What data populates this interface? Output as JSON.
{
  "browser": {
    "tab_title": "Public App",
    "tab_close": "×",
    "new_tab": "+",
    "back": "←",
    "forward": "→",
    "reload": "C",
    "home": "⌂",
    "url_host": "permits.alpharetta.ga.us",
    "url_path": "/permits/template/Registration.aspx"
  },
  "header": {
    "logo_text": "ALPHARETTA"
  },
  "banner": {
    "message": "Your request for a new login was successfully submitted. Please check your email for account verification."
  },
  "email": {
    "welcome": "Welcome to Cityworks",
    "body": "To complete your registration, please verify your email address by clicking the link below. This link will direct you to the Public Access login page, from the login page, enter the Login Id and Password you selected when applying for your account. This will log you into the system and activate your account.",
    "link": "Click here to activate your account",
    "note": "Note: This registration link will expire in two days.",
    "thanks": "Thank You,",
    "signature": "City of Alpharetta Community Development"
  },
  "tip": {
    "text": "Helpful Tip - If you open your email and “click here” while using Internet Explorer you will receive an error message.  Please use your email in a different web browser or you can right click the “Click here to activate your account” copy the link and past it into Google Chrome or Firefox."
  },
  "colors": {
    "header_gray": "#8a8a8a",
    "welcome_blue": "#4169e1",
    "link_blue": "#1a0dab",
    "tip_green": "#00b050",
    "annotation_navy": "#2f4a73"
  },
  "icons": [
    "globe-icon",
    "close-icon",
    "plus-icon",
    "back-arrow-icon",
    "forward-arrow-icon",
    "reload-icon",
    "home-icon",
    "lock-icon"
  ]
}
---
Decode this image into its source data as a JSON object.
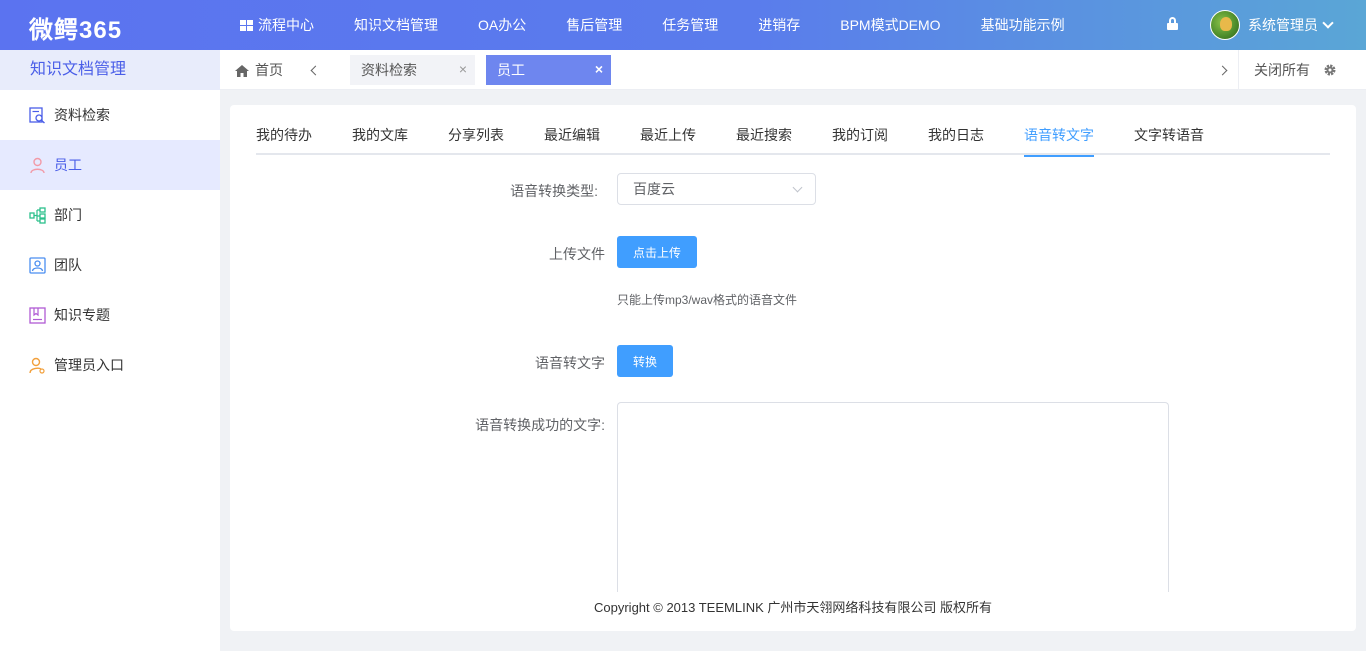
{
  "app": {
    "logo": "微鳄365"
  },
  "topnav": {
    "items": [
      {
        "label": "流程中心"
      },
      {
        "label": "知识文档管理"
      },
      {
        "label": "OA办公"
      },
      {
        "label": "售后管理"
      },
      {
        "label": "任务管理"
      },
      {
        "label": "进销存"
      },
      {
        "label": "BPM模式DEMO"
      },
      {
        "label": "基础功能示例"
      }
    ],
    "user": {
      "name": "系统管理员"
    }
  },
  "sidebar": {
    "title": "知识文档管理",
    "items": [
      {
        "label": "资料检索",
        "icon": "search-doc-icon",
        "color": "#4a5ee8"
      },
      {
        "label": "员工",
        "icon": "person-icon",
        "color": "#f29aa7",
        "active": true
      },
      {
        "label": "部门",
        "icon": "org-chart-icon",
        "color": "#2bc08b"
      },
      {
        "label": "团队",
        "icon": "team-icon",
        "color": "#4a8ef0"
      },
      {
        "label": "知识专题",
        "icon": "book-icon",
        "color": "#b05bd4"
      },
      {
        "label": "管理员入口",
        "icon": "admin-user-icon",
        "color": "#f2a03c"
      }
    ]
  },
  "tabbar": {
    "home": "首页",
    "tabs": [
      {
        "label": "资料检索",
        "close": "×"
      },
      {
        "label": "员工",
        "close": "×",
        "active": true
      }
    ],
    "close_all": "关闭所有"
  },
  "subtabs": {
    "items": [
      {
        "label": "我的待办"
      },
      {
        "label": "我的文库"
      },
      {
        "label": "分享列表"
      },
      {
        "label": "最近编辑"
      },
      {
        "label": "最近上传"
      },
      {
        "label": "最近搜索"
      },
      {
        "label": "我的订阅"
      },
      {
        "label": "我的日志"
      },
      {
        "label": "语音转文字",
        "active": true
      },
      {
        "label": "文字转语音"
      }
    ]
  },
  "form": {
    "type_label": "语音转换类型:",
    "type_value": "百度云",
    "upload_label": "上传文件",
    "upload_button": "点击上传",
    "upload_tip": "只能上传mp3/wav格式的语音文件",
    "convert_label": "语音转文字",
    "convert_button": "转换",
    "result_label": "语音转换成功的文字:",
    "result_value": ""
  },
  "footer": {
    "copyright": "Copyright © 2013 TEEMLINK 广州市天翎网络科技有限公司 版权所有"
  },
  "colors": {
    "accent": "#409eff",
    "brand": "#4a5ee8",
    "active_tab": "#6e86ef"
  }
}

TASK REQUIREMENTS — Go through the entries above and pull out each line with "permits" in it.

EXERCISE ANSWER —
    "url_host": "permits.alpharetta.ga.us",
    "url_path": "/permits/template/Registration.aspx"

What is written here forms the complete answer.